* WHAT YOU HAVE TO DO
Recast the items from the first line through the line containing "q10-option-d-letter: D． —" as a JSON list of strings with one string per line, omitting blank lines.

* INPUT MATERIAL

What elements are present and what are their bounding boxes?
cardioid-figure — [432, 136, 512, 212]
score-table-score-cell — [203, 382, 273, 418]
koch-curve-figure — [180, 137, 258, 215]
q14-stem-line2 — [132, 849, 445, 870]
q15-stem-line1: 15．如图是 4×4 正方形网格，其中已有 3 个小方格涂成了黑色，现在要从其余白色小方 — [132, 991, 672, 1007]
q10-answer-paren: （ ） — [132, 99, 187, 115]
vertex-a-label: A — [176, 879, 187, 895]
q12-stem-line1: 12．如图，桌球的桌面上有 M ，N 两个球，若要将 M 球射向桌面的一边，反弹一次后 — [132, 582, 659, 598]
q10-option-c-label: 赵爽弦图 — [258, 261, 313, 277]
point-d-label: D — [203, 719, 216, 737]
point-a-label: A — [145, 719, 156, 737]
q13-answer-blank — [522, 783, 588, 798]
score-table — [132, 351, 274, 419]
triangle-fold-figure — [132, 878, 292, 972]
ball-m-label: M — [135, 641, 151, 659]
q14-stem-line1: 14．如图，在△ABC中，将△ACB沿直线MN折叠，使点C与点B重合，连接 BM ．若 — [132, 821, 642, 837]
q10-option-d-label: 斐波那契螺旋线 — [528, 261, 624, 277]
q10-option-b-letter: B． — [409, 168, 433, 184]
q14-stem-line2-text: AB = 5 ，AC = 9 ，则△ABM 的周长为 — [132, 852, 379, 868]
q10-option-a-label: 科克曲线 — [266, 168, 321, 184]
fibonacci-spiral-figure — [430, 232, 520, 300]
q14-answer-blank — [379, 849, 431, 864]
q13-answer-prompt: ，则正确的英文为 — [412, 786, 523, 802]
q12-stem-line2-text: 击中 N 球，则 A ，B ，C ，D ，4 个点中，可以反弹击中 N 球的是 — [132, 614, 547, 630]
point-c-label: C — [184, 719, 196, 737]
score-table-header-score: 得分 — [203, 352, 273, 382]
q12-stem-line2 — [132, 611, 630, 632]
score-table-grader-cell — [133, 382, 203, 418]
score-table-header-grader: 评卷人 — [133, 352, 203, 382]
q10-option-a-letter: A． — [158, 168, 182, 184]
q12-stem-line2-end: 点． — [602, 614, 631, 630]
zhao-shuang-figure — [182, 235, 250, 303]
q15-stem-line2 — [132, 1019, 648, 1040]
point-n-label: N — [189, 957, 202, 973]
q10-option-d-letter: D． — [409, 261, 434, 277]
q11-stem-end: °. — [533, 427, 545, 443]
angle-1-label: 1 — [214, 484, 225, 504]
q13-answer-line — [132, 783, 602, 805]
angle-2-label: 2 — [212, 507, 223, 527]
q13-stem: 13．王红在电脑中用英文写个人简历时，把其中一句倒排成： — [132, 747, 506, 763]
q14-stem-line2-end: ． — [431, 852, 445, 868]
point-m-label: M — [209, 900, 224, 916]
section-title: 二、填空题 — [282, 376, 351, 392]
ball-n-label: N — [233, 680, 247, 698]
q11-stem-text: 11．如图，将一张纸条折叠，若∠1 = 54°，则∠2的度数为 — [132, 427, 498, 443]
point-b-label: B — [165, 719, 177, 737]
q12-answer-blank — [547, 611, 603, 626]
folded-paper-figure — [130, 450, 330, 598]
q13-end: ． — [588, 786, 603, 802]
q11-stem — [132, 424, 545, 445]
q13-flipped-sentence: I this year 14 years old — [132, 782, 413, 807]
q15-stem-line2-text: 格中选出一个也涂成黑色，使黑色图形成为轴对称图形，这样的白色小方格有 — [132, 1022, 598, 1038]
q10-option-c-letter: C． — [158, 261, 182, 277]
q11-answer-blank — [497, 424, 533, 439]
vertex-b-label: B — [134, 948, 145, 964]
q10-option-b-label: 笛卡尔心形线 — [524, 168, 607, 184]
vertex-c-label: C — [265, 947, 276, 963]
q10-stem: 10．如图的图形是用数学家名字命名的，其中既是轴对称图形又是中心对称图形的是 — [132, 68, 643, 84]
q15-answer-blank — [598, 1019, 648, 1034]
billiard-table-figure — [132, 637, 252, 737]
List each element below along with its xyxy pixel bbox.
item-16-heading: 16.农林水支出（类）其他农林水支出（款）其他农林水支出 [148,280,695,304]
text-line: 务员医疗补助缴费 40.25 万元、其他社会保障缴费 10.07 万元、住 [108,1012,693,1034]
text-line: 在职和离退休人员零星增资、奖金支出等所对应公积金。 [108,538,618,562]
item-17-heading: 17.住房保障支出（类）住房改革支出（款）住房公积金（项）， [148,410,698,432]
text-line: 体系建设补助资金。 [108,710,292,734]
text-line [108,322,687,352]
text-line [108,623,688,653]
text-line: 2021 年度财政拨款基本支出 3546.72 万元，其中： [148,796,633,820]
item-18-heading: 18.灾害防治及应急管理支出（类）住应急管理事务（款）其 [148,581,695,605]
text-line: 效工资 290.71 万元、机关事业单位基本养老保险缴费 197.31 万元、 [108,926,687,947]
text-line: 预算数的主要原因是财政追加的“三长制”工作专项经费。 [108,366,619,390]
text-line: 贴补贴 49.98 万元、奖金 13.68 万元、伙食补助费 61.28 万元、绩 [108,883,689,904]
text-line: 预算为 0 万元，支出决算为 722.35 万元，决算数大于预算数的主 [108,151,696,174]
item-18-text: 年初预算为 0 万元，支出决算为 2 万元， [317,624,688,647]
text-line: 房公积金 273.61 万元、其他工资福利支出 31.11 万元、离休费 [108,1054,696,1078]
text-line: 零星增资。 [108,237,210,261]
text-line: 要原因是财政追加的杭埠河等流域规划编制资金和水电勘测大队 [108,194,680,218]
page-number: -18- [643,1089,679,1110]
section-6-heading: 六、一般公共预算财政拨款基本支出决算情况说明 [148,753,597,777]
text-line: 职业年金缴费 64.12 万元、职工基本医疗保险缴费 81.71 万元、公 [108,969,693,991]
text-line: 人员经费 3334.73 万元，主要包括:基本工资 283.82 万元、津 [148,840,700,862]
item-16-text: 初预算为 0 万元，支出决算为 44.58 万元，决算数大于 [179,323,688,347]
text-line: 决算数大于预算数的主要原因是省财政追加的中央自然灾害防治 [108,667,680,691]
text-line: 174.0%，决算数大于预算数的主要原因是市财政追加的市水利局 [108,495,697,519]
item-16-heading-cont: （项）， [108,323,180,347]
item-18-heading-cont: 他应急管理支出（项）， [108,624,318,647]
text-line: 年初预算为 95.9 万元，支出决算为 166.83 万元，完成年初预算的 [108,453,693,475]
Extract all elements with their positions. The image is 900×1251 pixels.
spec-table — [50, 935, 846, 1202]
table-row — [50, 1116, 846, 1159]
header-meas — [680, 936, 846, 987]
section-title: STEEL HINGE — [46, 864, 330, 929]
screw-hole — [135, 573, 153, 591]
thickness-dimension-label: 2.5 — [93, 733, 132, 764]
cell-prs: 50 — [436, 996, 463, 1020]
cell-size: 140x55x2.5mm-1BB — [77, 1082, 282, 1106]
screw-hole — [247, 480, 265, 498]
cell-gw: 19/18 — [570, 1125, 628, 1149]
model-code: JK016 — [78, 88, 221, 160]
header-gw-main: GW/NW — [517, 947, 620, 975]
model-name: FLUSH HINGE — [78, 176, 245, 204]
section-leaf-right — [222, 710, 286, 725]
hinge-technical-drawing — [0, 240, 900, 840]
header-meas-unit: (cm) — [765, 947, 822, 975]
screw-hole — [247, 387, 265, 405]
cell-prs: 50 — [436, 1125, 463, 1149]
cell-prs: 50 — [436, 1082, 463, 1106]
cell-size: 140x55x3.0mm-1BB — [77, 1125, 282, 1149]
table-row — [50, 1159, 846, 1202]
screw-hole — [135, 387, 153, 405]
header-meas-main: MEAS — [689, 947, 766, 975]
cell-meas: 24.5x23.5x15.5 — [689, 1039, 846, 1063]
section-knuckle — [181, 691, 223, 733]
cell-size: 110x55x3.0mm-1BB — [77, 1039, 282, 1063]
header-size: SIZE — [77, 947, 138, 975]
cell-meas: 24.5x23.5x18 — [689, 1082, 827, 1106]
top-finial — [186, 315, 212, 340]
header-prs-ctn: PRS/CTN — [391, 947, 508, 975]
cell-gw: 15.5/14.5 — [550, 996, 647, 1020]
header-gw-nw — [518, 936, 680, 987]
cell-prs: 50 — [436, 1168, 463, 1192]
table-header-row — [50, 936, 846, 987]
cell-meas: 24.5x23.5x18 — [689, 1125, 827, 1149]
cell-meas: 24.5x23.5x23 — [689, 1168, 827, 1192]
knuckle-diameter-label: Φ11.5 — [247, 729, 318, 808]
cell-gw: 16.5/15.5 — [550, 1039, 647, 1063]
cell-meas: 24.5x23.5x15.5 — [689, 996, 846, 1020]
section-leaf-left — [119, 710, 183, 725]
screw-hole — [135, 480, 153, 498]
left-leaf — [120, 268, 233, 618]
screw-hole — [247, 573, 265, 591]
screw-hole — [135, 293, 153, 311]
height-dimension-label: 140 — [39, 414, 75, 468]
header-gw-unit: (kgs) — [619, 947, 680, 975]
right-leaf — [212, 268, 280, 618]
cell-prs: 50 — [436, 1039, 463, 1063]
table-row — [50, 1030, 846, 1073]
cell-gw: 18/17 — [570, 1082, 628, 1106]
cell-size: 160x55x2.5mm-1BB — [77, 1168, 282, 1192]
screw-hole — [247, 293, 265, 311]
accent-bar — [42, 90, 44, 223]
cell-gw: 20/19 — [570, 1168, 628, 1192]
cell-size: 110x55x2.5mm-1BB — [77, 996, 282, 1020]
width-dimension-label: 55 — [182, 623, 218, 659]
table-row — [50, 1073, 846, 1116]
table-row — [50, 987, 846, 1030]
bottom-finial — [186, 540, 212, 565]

* FULL OUTPUT
[
  "What elements are present and what are their bounding boxes?",
  "cardioid-figure — [432, 136, 512, 212]",
  "score-table-score-cell — [203, 382, 273, 418]",
  "koch-curve-figure — [180, 137, 258, 215]",
  "q14-stem-line2 — [132, 849, 445, 870]",
  "q15-stem-line1: 15．如图是 4×4 正方形网格，其中已有 3 个小方格涂成了黑色，现在要从其余白色小方 — [132, 991, 672, 1007]",
  "q10-answer-paren: （ ） — [132, 99, 187, 115]",
  "vertex-a-label: A — [176, 879, 187, 895]",
  "q12-stem-line1: 12．如图，桌球的桌面上有 M ，N 两个球，若要将 M 球射向桌面的一边，反弹一次后 — [132, 582, 659, 598]",
  "q10-option-c-label: 赵爽弦图 — [258, 261, 313, 277]",
  "point-d-label: D — [203, 719, 216, 737]",
  "point-a-label: A — [145, 719, 156, 737]",
  "q13-answer-blank — [522, 783, 588, 798]",
  "score-table — [132, 351, 274, 419]",
  "triangle-fold-figure — [132, 878, 292, 972]",
  "ball-m-label: M — [135, 641, 151, 659]",
  "q14-stem-line1: 14．如图，在△ABC中，将△ACB沿直线MN折叠，使点C与点B重合，连接 BM ．若 — [132, 821, 642, 837]",
  "q10-option-d-label: 斐波那契螺旋线 — [528, 261, 624, 277]",
  "q10-option-b-letter: B． — [409, 168, 433, 184]",
  "q14-stem-line2-text: AB = 5 ，AC = 9 ，则△ABM 的周长为 — [132, 852, 379, 868]",
  "q10-option-a-label: 科克曲线 — [266, 168, 321, 184]",
  "fibonacci-spiral-figure — [430, 232, 520, 300]",
  "q14-answer-blank — [379, 849, 431, 864]",
  "q13-answer-prompt: ，则正确的英文为 — [412, 786, 523, 802]",
  "q12-stem-line2-text: 击中 N 球，则 A ，B ，C ，D ，4 个点中，可以反弹击中 N 球的是 — [132, 614, 547, 630]",
  "point-c-label: C — [184, 719, 196, 737]",
  "score-table-header-score: 得分 — [203, 352, 273, 382]",
  "q12-stem-line2 — [132, 611, 630, 632]",
  "score-table-grader-cell — [133, 382, 203, 418]",
  "score-table-header-grader: 评卷人 — [133, 352, 203, 382]",
  "q10-option-a-letter: A． — [158, 168, 182, 184]",
  "q12-stem-line2-end: 点． — [602, 614, 631, 630]",
  "zhao-shuang-figure — [182, 235, 250, 303]",
  "q15-stem-line2 — [132, 1019, 648, 1040]",
  "point-n-label: N — [189, 957, 202, 973]",
  "q10-option-d-letter: D． — [409, 261, 434, 277]"
]